▶ The request: Count the lines in the material below that contain the string "more" and reply with the number alone.

(Stored data)

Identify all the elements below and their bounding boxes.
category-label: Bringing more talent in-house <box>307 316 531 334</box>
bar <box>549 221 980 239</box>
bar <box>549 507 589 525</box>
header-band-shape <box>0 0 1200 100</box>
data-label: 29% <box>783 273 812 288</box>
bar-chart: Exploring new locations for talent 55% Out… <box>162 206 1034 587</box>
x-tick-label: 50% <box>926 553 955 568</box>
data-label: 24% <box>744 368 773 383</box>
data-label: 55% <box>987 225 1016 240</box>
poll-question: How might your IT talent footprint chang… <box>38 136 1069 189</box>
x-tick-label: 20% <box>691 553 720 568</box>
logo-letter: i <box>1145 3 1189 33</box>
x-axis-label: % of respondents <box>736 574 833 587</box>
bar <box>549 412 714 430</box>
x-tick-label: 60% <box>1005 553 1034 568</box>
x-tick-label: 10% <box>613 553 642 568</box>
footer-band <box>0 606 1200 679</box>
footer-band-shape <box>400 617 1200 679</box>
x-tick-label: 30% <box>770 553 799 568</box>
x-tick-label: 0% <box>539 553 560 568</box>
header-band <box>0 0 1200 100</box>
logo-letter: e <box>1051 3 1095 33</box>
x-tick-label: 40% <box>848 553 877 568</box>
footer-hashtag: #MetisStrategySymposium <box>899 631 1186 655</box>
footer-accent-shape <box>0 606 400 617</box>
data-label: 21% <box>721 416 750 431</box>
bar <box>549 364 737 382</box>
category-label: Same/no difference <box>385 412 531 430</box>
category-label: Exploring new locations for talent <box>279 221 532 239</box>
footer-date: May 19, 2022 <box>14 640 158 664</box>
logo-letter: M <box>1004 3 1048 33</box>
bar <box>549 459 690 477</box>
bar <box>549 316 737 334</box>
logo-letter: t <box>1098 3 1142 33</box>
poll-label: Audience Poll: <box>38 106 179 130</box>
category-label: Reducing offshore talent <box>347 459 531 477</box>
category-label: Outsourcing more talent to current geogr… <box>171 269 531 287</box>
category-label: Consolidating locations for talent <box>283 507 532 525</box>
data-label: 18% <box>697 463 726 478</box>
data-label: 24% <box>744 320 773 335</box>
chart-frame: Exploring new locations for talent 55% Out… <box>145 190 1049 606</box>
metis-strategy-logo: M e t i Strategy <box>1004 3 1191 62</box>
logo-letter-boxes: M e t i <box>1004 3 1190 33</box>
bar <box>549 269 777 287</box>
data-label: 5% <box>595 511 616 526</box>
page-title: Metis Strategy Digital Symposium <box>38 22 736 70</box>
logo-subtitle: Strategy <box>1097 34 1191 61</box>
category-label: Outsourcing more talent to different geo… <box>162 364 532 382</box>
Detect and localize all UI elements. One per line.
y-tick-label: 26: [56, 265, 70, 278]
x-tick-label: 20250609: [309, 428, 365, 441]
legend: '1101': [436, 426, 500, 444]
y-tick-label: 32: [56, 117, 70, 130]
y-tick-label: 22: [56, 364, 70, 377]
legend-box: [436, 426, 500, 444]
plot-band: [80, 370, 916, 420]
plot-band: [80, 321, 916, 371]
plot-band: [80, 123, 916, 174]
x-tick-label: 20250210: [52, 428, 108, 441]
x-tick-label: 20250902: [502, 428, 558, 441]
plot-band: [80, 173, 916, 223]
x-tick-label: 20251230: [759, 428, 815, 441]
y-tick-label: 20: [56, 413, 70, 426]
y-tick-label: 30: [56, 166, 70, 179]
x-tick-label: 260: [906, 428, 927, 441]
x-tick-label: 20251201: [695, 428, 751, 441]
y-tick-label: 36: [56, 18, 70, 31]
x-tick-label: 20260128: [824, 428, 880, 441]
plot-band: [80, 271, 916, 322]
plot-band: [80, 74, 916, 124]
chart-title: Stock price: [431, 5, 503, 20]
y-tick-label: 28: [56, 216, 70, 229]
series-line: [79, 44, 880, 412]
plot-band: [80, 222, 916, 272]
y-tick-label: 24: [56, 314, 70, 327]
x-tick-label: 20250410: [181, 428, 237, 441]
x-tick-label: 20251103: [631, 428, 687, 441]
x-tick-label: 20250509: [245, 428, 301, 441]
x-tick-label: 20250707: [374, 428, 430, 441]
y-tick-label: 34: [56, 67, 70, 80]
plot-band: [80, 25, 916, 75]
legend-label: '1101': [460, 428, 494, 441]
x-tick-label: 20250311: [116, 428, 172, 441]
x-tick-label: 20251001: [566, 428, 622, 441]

▶ Answer for this exercise: 3